Work required.
Arrange the records between the line holding "data-label: 2.97 [865,204,914,232]" and the line holding "y-axis-tick-label: 2.50 [29,306,78,334]", inclusive, as a Markdown table with the columns Row and Entry. Number the rows, put each line in the Entry column, and skip any blank lines.

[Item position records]
§ §
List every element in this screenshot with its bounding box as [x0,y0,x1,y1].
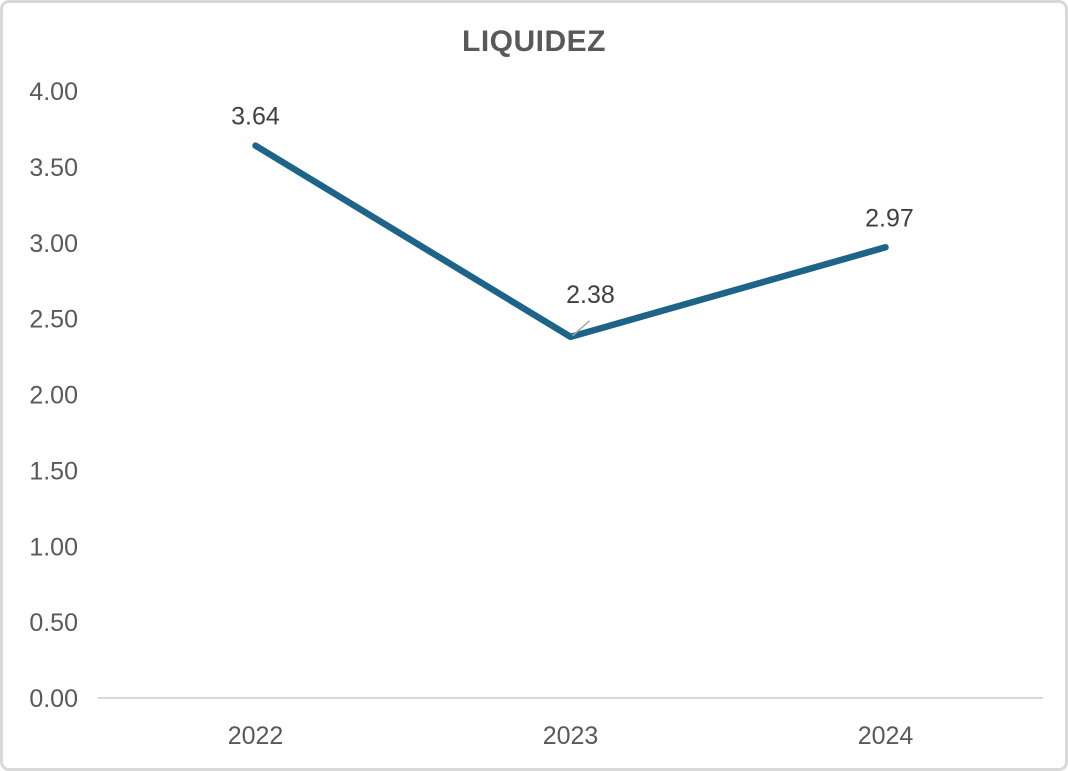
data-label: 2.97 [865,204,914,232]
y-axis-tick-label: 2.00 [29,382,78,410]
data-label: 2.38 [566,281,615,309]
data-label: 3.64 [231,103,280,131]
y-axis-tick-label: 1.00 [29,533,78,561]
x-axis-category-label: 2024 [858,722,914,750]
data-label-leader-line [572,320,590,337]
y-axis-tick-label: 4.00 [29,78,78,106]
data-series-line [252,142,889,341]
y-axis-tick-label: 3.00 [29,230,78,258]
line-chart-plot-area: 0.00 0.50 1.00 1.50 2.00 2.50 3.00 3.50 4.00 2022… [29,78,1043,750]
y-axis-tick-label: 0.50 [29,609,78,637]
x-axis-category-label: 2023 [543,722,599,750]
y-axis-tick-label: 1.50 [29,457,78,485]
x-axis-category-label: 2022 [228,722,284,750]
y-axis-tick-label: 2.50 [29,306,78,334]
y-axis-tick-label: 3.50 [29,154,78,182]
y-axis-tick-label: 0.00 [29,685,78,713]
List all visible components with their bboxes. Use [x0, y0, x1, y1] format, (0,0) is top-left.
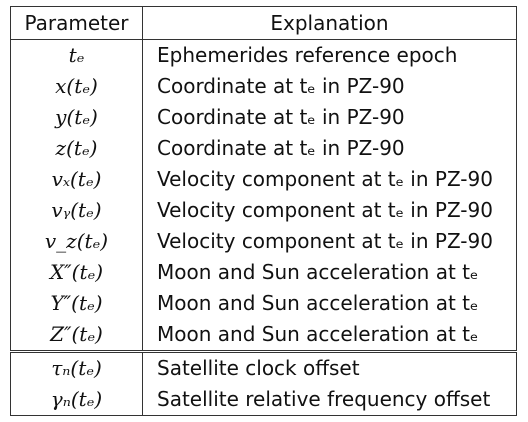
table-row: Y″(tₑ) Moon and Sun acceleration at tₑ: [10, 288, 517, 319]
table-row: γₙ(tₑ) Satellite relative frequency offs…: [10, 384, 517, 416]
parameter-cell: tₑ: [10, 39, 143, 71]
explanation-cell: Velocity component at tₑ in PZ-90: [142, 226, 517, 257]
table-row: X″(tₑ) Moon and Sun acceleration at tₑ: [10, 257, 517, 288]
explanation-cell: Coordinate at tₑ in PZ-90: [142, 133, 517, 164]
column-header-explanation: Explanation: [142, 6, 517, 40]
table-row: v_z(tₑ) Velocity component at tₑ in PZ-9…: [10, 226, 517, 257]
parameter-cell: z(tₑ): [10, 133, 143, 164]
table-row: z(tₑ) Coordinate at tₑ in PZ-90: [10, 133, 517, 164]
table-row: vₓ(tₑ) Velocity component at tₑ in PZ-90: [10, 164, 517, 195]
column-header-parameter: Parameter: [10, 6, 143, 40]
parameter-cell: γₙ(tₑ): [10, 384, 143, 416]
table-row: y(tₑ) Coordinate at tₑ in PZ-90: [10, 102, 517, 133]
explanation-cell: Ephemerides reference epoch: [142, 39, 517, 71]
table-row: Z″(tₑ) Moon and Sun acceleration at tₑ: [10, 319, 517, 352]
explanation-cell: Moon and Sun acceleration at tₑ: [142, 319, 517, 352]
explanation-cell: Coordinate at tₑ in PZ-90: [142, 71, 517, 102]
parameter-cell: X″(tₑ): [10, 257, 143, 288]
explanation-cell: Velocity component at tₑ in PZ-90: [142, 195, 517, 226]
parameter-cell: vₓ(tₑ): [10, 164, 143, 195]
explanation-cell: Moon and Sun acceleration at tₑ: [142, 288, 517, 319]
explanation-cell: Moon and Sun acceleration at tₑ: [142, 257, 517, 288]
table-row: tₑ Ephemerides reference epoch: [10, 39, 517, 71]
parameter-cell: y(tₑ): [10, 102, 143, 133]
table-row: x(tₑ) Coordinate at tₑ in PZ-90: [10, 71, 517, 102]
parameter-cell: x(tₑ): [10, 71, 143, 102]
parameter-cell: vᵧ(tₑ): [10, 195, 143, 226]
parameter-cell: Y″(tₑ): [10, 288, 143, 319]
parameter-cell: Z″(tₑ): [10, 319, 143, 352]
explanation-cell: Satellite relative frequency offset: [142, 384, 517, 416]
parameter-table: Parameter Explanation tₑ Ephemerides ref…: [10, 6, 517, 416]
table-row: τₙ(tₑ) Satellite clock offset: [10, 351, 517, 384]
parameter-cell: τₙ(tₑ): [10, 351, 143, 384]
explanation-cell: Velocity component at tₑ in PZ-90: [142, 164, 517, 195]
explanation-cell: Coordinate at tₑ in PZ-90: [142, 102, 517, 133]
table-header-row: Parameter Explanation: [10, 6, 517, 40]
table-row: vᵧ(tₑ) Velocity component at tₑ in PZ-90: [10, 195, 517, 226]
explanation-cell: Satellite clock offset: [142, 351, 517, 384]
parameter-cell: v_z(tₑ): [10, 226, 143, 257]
§ §
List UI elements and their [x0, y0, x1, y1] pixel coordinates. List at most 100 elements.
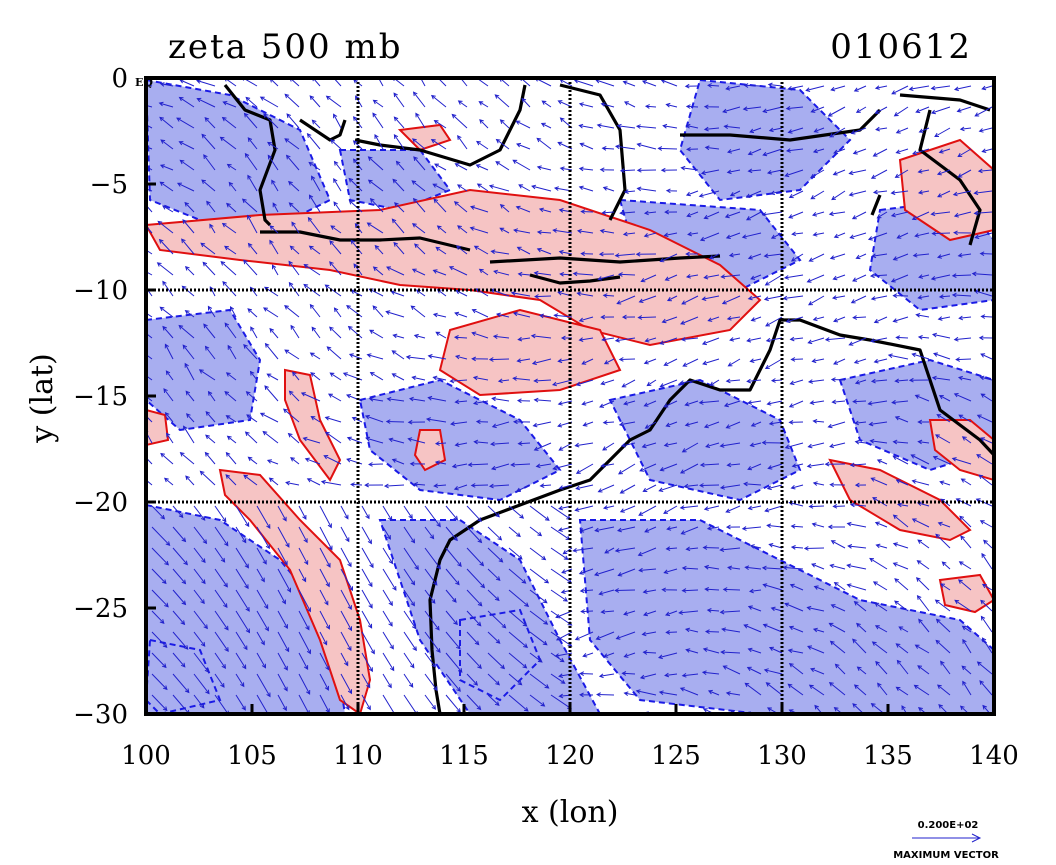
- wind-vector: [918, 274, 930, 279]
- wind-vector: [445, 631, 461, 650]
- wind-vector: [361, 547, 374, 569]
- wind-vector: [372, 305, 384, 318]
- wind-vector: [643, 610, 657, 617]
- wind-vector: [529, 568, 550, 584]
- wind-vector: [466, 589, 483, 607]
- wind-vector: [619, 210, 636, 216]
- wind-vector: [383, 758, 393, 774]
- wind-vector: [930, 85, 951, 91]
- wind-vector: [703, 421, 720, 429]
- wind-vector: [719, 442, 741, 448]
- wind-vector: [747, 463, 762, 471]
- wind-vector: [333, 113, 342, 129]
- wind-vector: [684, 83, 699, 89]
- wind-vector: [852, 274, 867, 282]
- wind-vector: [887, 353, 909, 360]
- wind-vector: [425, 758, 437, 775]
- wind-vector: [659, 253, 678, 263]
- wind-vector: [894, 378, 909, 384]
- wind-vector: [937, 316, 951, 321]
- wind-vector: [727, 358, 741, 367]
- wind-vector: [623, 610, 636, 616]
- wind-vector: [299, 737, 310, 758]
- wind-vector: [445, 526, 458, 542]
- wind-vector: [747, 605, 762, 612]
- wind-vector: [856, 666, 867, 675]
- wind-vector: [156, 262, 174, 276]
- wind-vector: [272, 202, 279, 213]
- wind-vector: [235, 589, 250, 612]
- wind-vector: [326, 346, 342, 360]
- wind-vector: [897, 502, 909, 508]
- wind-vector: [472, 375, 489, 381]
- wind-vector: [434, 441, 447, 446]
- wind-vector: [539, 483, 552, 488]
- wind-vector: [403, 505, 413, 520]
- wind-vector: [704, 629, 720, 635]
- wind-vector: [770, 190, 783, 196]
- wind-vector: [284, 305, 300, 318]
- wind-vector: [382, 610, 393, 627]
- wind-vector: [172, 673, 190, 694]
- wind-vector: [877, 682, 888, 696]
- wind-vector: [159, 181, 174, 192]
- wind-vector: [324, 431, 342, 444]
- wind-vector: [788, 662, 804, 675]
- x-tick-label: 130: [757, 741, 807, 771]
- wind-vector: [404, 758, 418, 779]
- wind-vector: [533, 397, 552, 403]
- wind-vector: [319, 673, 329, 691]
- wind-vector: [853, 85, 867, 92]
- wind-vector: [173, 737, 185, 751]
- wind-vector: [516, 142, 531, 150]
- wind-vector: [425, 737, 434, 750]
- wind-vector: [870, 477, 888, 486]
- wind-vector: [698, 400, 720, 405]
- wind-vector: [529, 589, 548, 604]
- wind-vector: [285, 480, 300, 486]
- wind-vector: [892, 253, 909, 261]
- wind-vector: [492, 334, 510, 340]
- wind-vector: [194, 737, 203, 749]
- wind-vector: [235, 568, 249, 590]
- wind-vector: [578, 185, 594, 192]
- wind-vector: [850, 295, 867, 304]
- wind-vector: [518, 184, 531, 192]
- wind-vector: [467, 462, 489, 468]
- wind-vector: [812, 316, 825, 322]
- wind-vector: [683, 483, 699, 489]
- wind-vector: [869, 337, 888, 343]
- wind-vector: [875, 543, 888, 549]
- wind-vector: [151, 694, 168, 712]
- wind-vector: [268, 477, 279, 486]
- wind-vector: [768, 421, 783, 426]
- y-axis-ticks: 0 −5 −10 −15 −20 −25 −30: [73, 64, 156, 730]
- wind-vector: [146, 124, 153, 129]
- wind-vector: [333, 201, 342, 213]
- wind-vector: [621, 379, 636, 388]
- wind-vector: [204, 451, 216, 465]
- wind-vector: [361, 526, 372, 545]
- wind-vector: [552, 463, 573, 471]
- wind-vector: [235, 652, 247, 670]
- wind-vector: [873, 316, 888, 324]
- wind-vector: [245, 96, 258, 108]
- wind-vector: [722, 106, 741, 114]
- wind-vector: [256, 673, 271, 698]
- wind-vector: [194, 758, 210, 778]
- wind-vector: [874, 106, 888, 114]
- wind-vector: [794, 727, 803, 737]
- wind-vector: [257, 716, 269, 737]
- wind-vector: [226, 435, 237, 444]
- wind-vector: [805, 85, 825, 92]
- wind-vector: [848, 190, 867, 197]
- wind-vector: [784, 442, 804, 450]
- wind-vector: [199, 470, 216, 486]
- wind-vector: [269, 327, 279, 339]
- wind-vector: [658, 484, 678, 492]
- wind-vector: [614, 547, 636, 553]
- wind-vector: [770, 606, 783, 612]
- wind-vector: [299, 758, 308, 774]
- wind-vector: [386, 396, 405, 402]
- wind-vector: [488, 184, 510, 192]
§ §
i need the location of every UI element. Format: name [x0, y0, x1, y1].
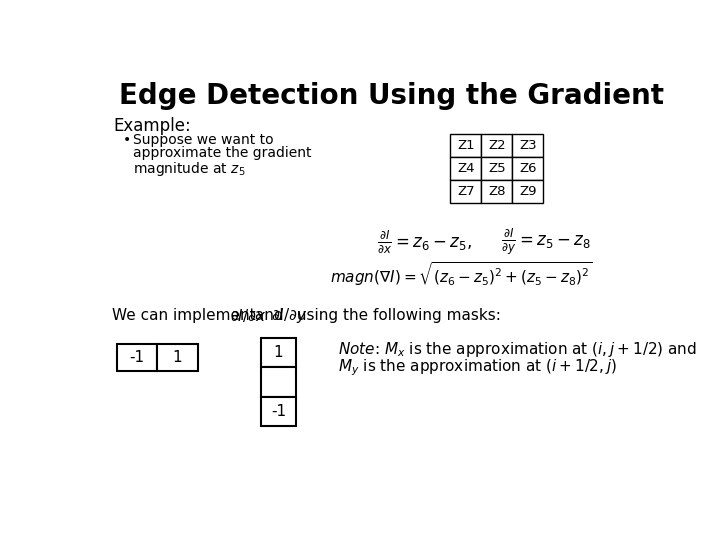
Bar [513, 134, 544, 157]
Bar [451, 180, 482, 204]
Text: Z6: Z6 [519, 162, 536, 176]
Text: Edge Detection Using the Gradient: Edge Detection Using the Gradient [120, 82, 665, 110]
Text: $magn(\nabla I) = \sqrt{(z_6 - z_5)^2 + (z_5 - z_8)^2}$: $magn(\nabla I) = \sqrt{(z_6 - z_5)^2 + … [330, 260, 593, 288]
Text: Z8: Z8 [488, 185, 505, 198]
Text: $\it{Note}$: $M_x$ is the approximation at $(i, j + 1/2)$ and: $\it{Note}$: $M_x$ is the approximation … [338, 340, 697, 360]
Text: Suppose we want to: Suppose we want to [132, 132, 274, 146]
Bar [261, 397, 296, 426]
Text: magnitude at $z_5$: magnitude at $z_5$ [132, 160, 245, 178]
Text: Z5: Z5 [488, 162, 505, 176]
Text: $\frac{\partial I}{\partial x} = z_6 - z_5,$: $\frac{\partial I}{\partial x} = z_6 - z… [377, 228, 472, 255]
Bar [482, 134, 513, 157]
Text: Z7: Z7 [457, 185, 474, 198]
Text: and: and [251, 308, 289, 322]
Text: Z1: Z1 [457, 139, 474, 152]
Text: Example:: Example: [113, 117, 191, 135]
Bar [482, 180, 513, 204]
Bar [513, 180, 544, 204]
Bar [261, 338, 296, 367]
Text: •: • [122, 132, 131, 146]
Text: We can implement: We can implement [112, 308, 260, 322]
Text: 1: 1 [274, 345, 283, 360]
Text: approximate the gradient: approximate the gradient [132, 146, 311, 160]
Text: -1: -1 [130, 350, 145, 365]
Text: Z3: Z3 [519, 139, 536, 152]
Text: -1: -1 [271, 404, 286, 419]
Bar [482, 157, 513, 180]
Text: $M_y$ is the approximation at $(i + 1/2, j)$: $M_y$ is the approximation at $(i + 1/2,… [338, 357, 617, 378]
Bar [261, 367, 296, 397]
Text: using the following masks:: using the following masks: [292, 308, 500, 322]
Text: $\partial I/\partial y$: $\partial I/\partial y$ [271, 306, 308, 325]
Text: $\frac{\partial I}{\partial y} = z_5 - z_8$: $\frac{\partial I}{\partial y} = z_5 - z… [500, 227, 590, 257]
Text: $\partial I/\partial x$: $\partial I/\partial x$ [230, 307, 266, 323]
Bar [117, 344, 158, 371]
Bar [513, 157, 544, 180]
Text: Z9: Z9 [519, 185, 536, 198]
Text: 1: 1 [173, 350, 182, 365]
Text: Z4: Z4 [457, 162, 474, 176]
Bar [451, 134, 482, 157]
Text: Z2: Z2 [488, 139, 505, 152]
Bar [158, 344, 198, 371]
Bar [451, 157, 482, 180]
§ §
The answer.
| Row | Entry |
|---|---|
| 1 | data-label: 2.97 [865,204,914,232] |
| 2 | y-axis-tick-label: 2.00 [29,382,78,410] |
| 3 | data-label: 2.38 [566,281,615,309] |
| 4 | data-label: 3.64 [231,103,280,131] |
| 5 | y-axis-tick-label: 1.00 [29,533,78,561] |
| 6 | x-axis-category-label: 2024 [858,722,914,750] |
| 7 | data-label-leader-line [572,320,590,337] |
| 8 | y-axis-tick-label: 4.00 [29,78,78,106] |
| 9 | data-series-line [252,142,889,341] |
| 10 | y-axis-tick-label: 3.00 [29,230,78,258] |
| 11 | line-chart-plot-area: 0.00 0.50 1.00 1.50 2.00 2.50 3.00 3.50 4.00 2022… [29,78,1043,750] |
| 12 | y-axis-tick-label: 0.50 [29,609,78,637] |
| 13 | x-axis-category-label: 2023 [543,722,599,750] |
| 14 | y-axis-tick-label: 1.50 [29,457,78,485] |
| 15 | x-axis-category-label: 2022 [228,722,284,750] |
| 16 | y-axis-tick-label: 2.50 [29,306,78,334] |